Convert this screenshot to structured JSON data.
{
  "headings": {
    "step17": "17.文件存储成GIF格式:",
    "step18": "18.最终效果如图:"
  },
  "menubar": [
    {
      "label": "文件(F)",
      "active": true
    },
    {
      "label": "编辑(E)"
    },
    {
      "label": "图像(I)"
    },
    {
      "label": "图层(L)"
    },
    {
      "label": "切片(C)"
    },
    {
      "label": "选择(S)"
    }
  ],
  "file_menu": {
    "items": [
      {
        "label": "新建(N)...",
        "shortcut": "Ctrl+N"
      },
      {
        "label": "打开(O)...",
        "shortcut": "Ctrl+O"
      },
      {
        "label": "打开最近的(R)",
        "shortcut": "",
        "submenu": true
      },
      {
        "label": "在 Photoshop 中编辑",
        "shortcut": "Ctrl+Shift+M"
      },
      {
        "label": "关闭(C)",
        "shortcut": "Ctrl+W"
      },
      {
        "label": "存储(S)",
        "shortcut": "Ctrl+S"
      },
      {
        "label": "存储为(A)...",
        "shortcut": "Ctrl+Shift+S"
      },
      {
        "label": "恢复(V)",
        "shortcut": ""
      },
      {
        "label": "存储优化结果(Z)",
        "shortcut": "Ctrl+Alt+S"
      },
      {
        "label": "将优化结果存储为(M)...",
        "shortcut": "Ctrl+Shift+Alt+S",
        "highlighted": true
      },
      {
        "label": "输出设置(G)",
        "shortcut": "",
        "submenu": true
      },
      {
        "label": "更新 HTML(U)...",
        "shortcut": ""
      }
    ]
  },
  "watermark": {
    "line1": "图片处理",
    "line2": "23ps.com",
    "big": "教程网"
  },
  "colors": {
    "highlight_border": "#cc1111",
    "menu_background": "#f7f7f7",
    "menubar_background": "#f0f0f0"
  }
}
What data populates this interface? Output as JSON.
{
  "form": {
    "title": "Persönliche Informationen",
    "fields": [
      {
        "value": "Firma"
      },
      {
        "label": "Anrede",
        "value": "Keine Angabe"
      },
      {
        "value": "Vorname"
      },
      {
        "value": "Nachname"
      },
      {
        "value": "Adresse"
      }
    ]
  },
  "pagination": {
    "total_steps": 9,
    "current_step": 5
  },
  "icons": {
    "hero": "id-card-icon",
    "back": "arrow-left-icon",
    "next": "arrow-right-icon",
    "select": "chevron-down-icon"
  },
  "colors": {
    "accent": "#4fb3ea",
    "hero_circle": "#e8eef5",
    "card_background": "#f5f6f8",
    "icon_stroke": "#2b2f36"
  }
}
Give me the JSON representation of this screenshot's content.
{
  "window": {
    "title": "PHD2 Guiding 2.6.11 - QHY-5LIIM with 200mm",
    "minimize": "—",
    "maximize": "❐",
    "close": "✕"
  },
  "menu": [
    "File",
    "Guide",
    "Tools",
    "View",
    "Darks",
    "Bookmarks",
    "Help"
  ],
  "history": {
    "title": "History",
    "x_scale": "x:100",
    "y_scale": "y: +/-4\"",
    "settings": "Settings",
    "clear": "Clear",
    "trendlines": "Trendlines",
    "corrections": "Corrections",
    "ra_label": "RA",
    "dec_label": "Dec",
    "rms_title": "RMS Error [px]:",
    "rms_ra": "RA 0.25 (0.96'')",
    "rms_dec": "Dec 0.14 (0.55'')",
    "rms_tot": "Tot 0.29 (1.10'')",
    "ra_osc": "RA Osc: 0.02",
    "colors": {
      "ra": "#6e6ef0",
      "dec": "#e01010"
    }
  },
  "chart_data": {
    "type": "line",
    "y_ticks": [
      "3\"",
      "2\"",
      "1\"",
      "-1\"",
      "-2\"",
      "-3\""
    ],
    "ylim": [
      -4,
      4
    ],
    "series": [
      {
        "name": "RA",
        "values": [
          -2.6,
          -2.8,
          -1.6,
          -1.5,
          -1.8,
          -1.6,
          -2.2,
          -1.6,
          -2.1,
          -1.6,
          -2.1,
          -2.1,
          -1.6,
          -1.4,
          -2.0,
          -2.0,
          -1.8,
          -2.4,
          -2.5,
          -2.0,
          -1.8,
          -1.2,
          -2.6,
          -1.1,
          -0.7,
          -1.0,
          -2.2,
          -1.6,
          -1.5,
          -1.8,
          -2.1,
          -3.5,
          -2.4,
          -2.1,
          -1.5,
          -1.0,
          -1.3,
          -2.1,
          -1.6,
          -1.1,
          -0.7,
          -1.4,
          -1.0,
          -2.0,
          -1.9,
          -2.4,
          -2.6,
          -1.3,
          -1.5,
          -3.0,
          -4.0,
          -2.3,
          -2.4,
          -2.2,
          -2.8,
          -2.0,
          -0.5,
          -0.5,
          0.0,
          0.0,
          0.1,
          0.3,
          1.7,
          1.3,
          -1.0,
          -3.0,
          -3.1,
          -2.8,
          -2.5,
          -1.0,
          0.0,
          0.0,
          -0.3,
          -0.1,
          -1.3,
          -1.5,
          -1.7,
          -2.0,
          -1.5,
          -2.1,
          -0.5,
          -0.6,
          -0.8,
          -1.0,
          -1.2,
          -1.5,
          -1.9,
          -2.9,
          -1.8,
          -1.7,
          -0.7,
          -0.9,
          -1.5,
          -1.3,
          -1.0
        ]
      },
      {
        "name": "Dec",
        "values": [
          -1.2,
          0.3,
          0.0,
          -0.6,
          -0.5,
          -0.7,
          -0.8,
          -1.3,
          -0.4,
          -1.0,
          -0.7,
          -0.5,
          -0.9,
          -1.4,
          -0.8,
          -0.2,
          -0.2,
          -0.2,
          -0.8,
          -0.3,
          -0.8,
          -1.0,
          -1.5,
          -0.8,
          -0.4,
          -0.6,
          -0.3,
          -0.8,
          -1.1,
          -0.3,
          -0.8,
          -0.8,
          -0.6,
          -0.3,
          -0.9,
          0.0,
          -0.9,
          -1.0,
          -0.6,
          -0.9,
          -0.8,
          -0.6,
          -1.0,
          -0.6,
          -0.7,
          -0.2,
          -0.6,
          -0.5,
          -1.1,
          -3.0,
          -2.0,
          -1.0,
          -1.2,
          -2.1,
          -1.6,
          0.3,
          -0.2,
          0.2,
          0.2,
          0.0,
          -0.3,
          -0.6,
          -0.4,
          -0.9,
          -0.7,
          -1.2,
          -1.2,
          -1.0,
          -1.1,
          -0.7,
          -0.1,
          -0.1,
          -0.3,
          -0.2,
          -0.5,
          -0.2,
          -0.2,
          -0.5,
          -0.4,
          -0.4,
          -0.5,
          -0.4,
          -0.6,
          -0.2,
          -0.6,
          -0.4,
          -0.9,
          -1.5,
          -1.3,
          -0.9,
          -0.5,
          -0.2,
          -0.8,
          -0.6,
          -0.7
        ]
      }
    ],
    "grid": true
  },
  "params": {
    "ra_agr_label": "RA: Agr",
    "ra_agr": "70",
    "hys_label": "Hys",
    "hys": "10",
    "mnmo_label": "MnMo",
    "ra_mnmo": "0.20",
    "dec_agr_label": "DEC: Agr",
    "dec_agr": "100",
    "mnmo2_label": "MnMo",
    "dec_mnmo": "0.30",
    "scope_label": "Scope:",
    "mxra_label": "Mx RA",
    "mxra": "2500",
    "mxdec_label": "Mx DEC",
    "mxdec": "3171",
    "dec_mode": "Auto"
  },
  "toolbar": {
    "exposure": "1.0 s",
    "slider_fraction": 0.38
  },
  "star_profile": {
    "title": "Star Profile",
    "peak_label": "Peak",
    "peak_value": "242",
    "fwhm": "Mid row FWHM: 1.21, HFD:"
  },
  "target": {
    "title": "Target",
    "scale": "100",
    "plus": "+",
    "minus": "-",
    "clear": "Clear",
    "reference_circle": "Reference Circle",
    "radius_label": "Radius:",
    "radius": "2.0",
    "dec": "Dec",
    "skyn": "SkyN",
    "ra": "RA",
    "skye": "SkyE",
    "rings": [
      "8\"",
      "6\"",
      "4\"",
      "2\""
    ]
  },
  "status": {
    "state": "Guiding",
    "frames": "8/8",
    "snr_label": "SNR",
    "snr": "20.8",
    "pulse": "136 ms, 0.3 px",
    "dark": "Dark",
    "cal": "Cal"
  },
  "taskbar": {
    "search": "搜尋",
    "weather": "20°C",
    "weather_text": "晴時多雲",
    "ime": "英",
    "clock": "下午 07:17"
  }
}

○ ○ ○ ○ ○

◆ GIVEN PROBLEM ◆
Scan the records above, count the lines with "JSON" in them, and give only the number.

◆ WORKED ANSWER ◆
3